**Short task:**
Transcribe all of the material exactly.

──────────────────────────────

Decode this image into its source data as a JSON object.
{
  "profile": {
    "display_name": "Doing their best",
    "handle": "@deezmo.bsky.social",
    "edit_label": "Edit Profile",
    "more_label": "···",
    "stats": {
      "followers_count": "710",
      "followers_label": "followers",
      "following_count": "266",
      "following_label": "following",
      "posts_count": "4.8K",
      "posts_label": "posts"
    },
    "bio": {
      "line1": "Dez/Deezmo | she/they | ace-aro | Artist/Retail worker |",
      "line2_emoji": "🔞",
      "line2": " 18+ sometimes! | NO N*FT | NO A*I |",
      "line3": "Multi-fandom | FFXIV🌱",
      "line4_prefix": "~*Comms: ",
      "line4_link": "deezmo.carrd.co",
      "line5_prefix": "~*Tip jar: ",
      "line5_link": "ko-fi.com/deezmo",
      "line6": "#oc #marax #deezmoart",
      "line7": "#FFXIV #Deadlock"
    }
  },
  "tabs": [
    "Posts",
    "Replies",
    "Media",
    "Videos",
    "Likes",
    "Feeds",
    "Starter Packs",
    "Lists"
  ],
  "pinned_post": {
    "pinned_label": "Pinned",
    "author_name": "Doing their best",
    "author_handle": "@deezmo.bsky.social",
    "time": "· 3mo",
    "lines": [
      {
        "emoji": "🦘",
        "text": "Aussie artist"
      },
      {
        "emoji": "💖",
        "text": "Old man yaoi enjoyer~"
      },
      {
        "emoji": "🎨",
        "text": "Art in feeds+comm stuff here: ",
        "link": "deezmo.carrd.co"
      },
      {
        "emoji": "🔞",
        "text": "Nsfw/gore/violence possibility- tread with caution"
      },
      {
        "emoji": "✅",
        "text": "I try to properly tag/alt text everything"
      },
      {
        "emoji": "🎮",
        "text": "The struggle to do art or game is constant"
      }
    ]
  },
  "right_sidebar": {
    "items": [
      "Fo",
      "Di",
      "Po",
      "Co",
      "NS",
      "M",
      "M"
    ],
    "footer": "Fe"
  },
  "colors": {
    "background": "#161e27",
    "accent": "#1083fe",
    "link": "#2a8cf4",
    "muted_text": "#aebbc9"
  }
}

──────────────────────────────

**Task solution:**
Decode this image into its source data as a JSON object.
{
  "profile": {
    "display_name": "Doing their best",
    "handle": "@deezmo.bsky.social",
    "edit_label": "Edit Profile",
    "more_label": "···",
    "stats": {
      "followers_count": "710",
      "followers_label": "followers",
      "following_count": "266",
      "following_label": "following",
      "posts_count": "4.8K",
      "posts_label": "posts"
    },
    "bio": {
      "line1": "Dez/Deezmo | she/they | ace-aro | Artist/Retail worker |",
      "line2_emoji": "🔞",
      "line2": " 18+ sometimes! | NO N*FT | NO A*I |",
      "line3": "Multi-fandom | FFXIV🌱",
      "line4_prefix": "~*Comms: ",
      "line4_link": "deezmo.carrd.co",
      "line5_prefix": "~*Tip jar: ",
      "line5_link": "ko-fi.com/deezmo",
      "line6": "#oc #marax #deezmoart",
      "line7": "#FFXIV #Deadlock"
    }
  },
  "tabs": [
    "Posts",
    "Replies",
    "Media",
    "Videos",
    "Likes",
    "Feeds",
    "Starter Packs",
    "Lists"
  ],
  "pinned_post": {
    "pinned_label": "Pinned",
    "author_name": "Doing their best",
    "author_handle": "@deezmo.bsky.social",
    "time": "· 3mo",
    "lines": [
      {
        "emoji": "🦘",
        "text": "Aussie artist"
      },
      {
        "emoji": "💖",
        "text": "Old man yaoi enjoyer~"
      },
      {
        "emoji": "🎨",
        "text": "Art in feeds+comm stuff here: ",
        "link": "deezmo.carrd.co"
      },
      {
        "emoji": "🔞",
        "text": "Nsfw/gore/violence possibility- tread with caution"
      },
      {
        "emoji": "✅",
        "text": "I try to properly tag/alt text everything"
      },
      {
        "emoji": "🎮",
        "text": "The struggle to do art or game is constant"
      }
    ]
  },
  "right_sidebar": {
    "items": [
      "Fo",
      "Di",
      "Po",
      "Co",
      "NS",
      "M",
      "M"
    ],
    "footer": "Fe"
  },
  "colors": {
    "background": "#161e27",
    "accent": "#1083fe",
    "link": "#2a8cf4",
    "muted_text": "#aebbc9"
  }
}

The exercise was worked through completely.